* **TASK DESCRIPTION**:
Of the lines listed below, how many contain the string "которое"? Answer with the number alone.

[START EXTRACTED DATA]

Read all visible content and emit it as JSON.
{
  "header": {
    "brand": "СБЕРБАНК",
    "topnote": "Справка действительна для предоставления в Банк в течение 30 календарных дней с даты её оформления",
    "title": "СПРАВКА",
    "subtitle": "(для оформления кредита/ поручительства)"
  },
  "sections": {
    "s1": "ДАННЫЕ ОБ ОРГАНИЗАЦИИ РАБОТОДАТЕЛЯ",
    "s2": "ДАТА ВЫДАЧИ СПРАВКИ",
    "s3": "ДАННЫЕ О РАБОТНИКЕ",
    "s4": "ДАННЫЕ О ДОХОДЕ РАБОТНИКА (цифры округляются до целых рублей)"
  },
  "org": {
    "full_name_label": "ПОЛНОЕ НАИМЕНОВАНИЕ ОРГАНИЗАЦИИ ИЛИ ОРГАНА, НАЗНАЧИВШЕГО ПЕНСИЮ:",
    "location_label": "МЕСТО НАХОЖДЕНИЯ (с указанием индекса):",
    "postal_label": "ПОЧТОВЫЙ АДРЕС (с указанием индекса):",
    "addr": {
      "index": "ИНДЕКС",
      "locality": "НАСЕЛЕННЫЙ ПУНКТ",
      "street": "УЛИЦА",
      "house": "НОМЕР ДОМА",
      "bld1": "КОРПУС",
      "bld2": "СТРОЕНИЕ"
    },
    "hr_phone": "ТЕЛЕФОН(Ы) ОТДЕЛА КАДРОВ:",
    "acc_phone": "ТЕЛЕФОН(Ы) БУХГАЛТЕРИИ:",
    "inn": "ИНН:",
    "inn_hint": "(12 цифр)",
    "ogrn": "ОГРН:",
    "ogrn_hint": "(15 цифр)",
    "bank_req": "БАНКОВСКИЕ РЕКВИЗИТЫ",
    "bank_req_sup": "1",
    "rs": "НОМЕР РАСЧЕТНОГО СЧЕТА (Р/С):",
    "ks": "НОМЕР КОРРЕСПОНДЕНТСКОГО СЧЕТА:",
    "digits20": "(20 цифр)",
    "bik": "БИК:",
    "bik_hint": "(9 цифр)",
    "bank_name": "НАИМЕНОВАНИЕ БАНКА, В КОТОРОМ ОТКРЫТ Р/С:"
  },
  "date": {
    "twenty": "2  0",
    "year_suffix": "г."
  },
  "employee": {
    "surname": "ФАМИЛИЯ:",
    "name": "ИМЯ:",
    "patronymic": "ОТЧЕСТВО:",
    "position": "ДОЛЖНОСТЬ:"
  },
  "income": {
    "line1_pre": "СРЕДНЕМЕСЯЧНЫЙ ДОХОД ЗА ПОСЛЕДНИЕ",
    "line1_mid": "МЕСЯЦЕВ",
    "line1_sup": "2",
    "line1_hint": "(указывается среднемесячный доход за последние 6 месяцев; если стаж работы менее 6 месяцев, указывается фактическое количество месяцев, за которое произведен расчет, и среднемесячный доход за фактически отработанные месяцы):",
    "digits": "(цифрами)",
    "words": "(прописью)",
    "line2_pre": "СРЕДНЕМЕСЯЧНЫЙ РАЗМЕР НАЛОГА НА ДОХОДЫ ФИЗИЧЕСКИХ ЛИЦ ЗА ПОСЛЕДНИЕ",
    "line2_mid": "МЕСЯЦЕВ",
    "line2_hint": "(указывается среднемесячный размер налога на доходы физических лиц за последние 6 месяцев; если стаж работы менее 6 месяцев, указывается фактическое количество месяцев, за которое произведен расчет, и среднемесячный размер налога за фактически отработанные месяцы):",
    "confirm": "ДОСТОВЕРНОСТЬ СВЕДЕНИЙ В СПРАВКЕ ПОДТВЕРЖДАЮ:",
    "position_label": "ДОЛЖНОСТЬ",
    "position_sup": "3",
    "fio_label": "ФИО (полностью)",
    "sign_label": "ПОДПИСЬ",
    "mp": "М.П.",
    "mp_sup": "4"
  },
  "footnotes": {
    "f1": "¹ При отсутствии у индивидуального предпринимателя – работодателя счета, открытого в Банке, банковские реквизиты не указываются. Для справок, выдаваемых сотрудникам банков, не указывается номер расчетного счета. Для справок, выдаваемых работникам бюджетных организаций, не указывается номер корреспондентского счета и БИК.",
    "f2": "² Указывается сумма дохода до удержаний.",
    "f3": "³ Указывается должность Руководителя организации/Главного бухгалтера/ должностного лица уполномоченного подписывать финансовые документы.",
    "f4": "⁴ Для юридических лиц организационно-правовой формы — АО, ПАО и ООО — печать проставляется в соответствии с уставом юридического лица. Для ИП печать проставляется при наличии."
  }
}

[END EXTRACTED DATA]

* **WRITTEN ANSWER**:
2